• [EXERCISE GOAL]: Look through the lines below and copy each one that includes "Handelskammer".

[[ SOURCE INFORMATION, beginning ]]

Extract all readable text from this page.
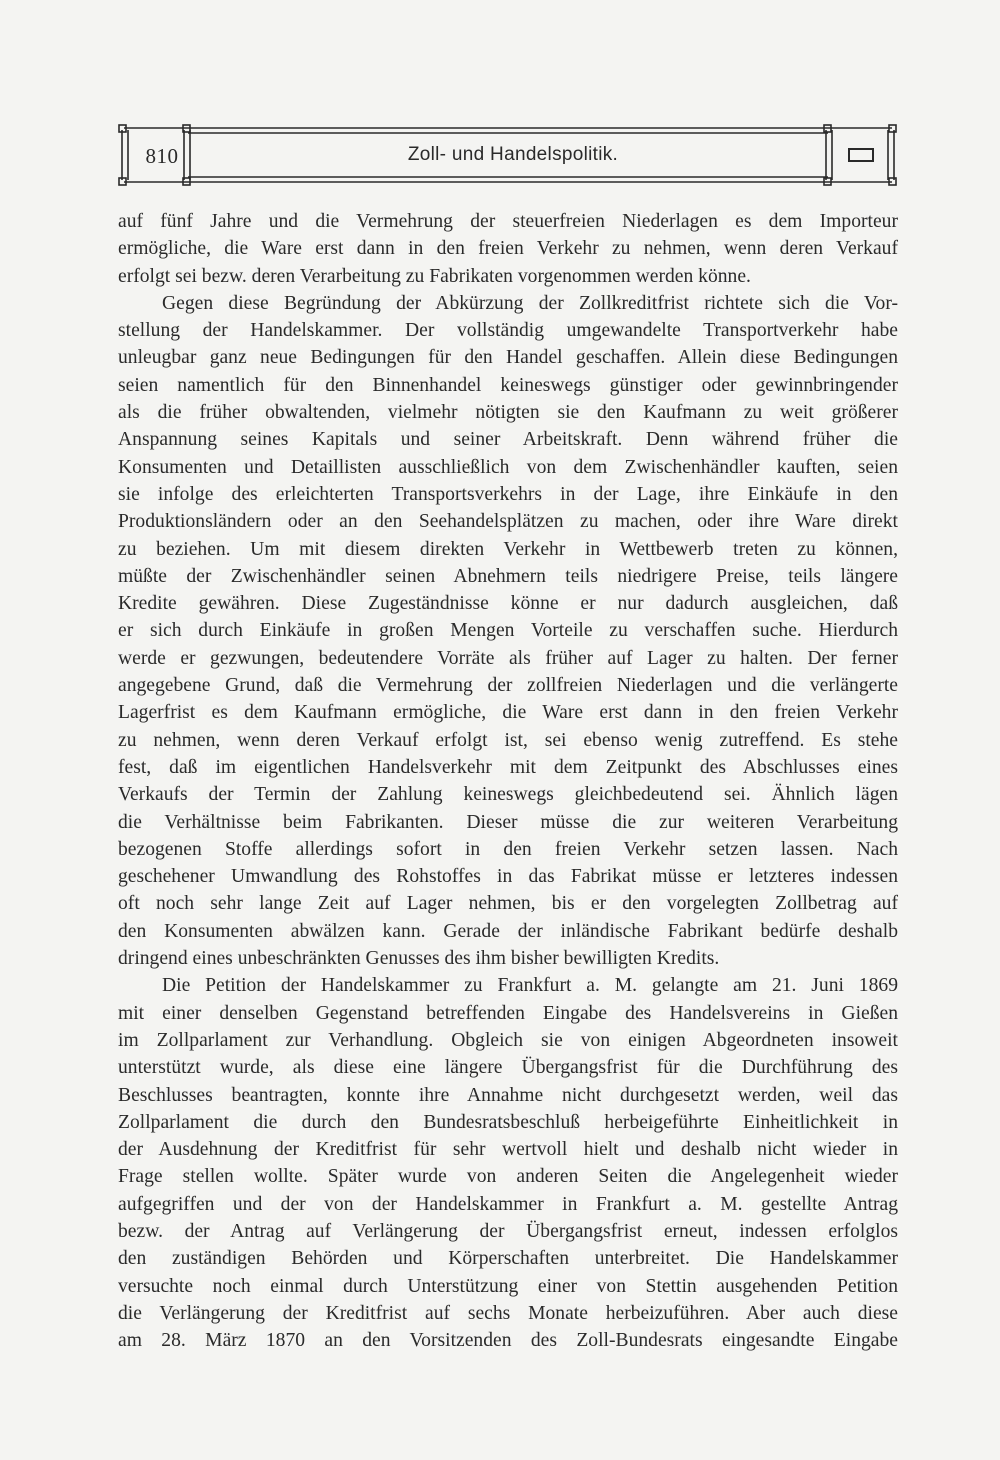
810	Zoll- und Handelspolitik.
auf fünf Jahre und die Vermehrung der steuerfreien Niederlagen es dem Importeur
ermögliche, die Ware erst dann in den freien Verkehr zu nehmen, wenn deren Verkauf
erfolgt sei bezw. deren Verarbeitung zu Fabrikaten vorgenommen werden könne.
Gegen diese Begründung der Abkürzung der Zollkreditfrist richtete sich die Vor-
stellung der Handelskammer. Der vollständig umgewandelte Transportverkehr habe
unleugbar ganz neue Bedingungen für den Handel geschaffen. Allein diese Bedingungen
seien namentlich für den Binnenhandel keineswegs günstiger oder gewinnbringender
als die früher obwaltenden, vielmehr nötigten sie den Kaufmann zu weit größerer
Anspannung seines Kapitals und seiner Arbeitskraft. Denn während früher die
Konsumenten und Detaillisten ausschließlich von dem Zwischenhändler kauften, seien
sie infolge des erleichterten Transportsverkehrs in der Lage, ihre Einkäufe in den
Produktionsländern oder an den Seehandelsplätzen zu machen, oder ihre Ware direkt
zu beziehen. Um mit diesem direkten Verkehr in Wettbewerb treten zu können,
müßte der Zwischenhändler seinen Abnehmern teils niedrigere Preise, teils längere
Kredite gewähren. Diese Zugeständnisse könne er nur dadurch ausgleichen, daß
er sich durch Einkäufe in großen Mengen Vorteile zu verschaffen suche. Hierdurch
werde er gezwungen, bedeutendere Vorräte als früher auf Lager zu halten. Der ferner
angegebene Grund, daß die Vermehrung der zollfreien Niederlagen und die verlängerte
Lagerfrist es dem Kaufmann ermögliche, die Ware erst dann in den freien Verkehr
zu nehmen, wenn deren Verkauf erfolgt ist, sei ebenso wenig zutreffend. Es stehe
fest, daß im eigentlichen Handelsverkehr mit dem Zeitpunkt des Abschlusses eines
Verkaufs der Termin der Zahlung keineswegs gleichbedeutend sei. Ähnlich lägen
die Verhältnisse beim Fabrikanten. Dieser müsse die zur weiteren Verarbeitung
bezogenen Stoffe allerdings sofort in den freien Verkehr setzen lassen. Nach
geschehener Umwandlung des Rohstoffes in das Fabrikat müsse er letzteres indessen
oft noch sehr lange Zeit auf Lager nehmen, bis er den vorgelegten Zollbetrag auf
den Konsumenten abwälzen kann. Gerade der inländische Fabrikant bedürfe deshalb
dringend eines unbeschränkten Genusses des ihm bisher bewilligten Kredits.
Die Petition der Handelskammer zu Frankfurt a. M. gelangte am 21. Juni 1869
mit einer denselben Gegenstand betreffenden Eingabe des Handelsvereins in Gießen
im Zollparlament zur Verhandlung. Obgleich sie von einigen Abgeordneten insoweit
unterstützt wurde, als diese eine längere Übergangsfrist für die Durchführung des
Beschlusses beantragten, konnte ihre Annahme nicht durchgesetzt werden, weil das
Zollparlament die durch den Bundesratsbeschluß herbeigeführte Einheitlichkeit in
der Ausdehnung der Kreditfrist für sehr wertvoll hielt und deshalb nicht wieder in
Frage stellen wollte. Später wurde von anderen Seiten die Angelegenheit wieder
aufgegriffen und der von der Handelskammer in Frankfurt a. M. gestellte Antrag
bezw. der Antrag auf Verlängerung der Übergangsfrist erneut, indessen erfolglos
den zuständigen Behörden und Körperschaften unterbreitet. Die Handelskammer
versuchte noch einmal durch Unterstützung einer von Stettin ausgehenden Petition
die Verlängerung der Kreditfrist auf sechs Monate herbeizuführen. Aber auch diese
am 28. März 1870 an den Vorsitzenden des Zoll-Bundesrats eingesandte Eingabe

[[ SOURCE INFORMATION, end ]]

• [ANSWER BOX]:
stellung der Handelskammer. Der vollständig umgewandelte Transportverkehr habe
Die Petition der Handelskammer zu Frankfurt a. M. gelangte am 21. Juni 1869
aufgegriffen und der von der Handelskammer in Frankfurt a. M. gestellte Antrag
den zuständigen Behörden und Körperschaften unterbreitet. Die Handelskammer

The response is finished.